## Task statement
Reproduce the material in full, unchanged.

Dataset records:

━━━━

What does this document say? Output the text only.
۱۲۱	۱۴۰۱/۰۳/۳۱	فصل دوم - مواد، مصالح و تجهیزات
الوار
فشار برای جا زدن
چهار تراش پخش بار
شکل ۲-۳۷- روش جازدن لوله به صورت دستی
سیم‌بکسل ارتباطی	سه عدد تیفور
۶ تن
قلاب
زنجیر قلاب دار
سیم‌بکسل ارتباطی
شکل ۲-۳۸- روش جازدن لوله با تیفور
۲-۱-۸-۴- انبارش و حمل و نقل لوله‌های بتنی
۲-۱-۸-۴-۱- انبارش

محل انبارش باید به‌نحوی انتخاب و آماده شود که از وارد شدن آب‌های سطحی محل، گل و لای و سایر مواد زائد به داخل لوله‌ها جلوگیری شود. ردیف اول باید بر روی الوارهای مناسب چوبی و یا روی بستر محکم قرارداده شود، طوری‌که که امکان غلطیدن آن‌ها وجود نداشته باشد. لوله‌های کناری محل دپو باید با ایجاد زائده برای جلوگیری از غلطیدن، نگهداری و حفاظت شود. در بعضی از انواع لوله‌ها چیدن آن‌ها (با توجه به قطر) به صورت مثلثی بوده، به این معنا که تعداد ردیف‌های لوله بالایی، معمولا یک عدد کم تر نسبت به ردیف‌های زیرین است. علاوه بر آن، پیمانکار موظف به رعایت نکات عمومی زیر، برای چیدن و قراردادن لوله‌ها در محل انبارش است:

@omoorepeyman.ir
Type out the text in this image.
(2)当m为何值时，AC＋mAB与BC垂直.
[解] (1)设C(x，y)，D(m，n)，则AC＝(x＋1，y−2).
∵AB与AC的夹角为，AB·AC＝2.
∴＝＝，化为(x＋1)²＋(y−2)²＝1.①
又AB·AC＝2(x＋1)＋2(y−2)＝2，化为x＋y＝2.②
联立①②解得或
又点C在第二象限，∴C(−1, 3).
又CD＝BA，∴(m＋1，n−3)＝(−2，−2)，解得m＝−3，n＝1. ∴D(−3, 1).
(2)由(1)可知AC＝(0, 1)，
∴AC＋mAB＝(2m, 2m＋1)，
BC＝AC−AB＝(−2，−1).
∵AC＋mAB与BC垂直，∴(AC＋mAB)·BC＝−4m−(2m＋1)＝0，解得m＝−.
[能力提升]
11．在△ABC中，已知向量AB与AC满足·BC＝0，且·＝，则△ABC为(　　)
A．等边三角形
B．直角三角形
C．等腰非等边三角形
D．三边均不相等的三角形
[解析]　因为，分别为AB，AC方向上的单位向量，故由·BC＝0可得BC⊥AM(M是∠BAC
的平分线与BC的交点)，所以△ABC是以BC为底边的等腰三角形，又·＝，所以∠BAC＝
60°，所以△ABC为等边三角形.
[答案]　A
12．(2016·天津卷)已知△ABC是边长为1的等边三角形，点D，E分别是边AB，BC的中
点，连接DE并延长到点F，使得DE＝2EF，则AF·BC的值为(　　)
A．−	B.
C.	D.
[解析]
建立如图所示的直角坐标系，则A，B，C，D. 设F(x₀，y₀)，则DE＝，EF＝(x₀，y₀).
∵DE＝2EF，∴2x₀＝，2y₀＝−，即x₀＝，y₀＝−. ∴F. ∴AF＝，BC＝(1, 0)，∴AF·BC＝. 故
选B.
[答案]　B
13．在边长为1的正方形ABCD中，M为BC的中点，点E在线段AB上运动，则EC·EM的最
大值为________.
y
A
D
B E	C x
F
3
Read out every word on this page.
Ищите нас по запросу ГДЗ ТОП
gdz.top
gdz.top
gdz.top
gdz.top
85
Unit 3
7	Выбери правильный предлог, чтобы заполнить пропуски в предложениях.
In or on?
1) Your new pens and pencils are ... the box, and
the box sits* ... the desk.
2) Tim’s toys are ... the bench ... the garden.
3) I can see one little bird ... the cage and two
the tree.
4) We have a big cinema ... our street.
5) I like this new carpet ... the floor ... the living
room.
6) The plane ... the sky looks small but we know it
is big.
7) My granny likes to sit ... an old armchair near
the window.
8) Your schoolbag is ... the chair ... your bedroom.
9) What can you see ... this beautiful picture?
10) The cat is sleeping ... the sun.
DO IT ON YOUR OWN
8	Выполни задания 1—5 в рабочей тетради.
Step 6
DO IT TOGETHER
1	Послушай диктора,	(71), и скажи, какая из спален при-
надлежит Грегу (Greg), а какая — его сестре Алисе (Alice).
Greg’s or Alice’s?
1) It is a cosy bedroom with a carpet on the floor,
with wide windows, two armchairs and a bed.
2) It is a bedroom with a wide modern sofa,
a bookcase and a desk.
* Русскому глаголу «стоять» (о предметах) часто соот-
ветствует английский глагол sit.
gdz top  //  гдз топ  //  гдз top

━━━━

## Worked solution
What does this document say? Output the text only.
۱۲۱	۱۴۰۱/۰۳/۳۱	فصل دوم - مواد، مصالح و تجهیزات
الوار
فشار برای جا زدن
چهار تراش پخش بار
شکل ۲-۳۷- روش جازدن لوله به صورت دستی
سیم‌بکسل ارتباطی	سه عدد تیفور
۶ تن
قلاب
زنجیر قلاب دار
سیم‌بکسل ارتباطی
شکل ۲-۳۸- روش جازدن لوله با تیفور
۲-۱-۸-۴- انبارش و حمل و نقل لوله‌های بتنی
۲-۱-۸-۴-۱- انبارش

محل انبارش باید به‌نحوی انتخاب و آماده شود که از وارد شدن آب‌های سطحی محل، گل و لای و سایر مواد زائد به داخل لوله‌ها جلوگیری شود. ردیف اول باید بر روی الوارهای مناسب چوبی و یا روی بستر محکم قرارداده شود، طوری‌که که امکان غلطیدن آن‌ها وجود نداشته باشد. لوله‌های کناری محل دپو باید با ایجاد زائده برای جلوگیری از غلطیدن، نگهداری و حفاظت شود. در بعضی از انواع لوله‌ها چیدن آن‌ها (با توجه به قطر) به صورت مثلثی بوده، به این معنا که تعداد ردیف‌های لوله بالایی، معمولا یک عدد کم تر نسبت به ردیف‌های زیرین است. علاوه بر آن، پیمانکار موظف به رعایت نکات عمومی زیر، برای چیدن و قراردادن لوله‌ها در محل انبارش است:

@omoorepeyman.ir
Type out the text in this image.
(2)当m为何值时，AC＋mAB与BC垂直.
[解] (1)设C(x，y)，D(m，n)，则AC＝(x＋1，y−2).
∵AB与AC的夹角为，AB·AC＝2.
∴＝＝，化为(x＋1)²＋(y−2)²＝1.①
又AB·AC＝2(x＋1)＋2(y−2)＝2，化为x＋y＝2.②
联立①②解得或
又点C在第二象限，∴C(−1, 3).
又CD＝BA，∴(m＋1，n−3)＝(−2，−2)，解得m＝−3，n＝1. ∴D(−3, 1).
(2)由(1)可知AC＝(0, 1)，
∴AC＋mAB＝(2m, 2m＋1)，
BC＝AC−AB＝(−2，−1).
∵AC＋mAB与BC垂直，∴(AC＋mAB)·BC＝−4m−(2m＋1)＝0，解得m＝−.
[能力提升]
11．在△ABC中，已知向量AB与AC满足·BC＝0，且·＝，则△ABC为(　　)
A．等边三角形
B．直角三角形
C．等腰非等边三角形
D．三边均不相等的三角形
[解析]　因为，分别为AB，AC方向上的单位向量，故由·BC＝0可得BC⊥AM(M是∠BAC
的平分线与BC的交点)，所以△ABC是以BC为底边的等腰三角形，又·＝，所以∠BAC＝
60°，所以△ABC为等边三角形.
[答案]　A
12．(2016·天津卷)已知△ABC是边长为1的等边三角形，点D，E分别是边AB，BC的中
点，连接DE并延长到点F，使得DE＝2EF，则AF·BC的值为(　　)
A．−	B.
C.	D.
[解析]
建立如图所示的直角坐标系，则A，B，C，D. 设F(x₀，y₀)，则DE＝，EF＝(x₀，y₀).
∵DE＝2EF，∴2x₀＝，2y₀＝−，即x₀＝，y₀＝−. ∴F. ∴AF＝，BC＝(1, 0)，∴AF·BC＝. 故
选B.
[答案]　B
13．在边长为1的正方形ABCD中，M为BC的中点，点E在线段AB上运动，则EC·EM的最
大值为________.
y
A
D
B E	C x
F
3
Read out every word on this page.
Ищите нас по запросу ГДЗ ТОП
gdz.top
gdz.top
gdz.top
gdz.top
85
Unit 3
7	Выбери правильный предлог, чтобы заполнить пропуски в предложениях.
In or on?
1) Your new pens and pencils are ... the box, and
the box sits* ... the desk.
2) Tim’s toys are ... the bench ... the garden.
3) I can see one little bird ... the cage and two
the tree.
4) We have a big cinema ... our street.
5) I like this new carpet ... the floor ... the living
room.
6) The plane ... the sky looks small but we know it
is big.
7) My granny likes to sit ... an old armchair near
the window.
8) Your schoolbag is ... the chair ... your bedroom.
9) What can you see ... this beautiful picture?
10) The cat is sleeping ... the sun.
DO IT ON YOUR OWN
8	Выполни задания 1—5 в рабочей тетради.
Step 6
DO IT TOGETHER
1	Послушай диктора,	(71), и скажи, какая из спален при-
надлежит Грегу (Greg), а какая — его сестре Алисе (Alice).
Greg’s or Alice’s?
1) It is a cosy bedroom with a carpet on the floor,
with wide windows, two armchairs and a bed.
2) It is a bedroom with a wide modern sofa,
a bookcase and a desk.
* Русскому глаголу «стоять» (о предметах) часто соот-
ветствует английский глагол sit.
gdz top  //  гдз топ  //  гдз top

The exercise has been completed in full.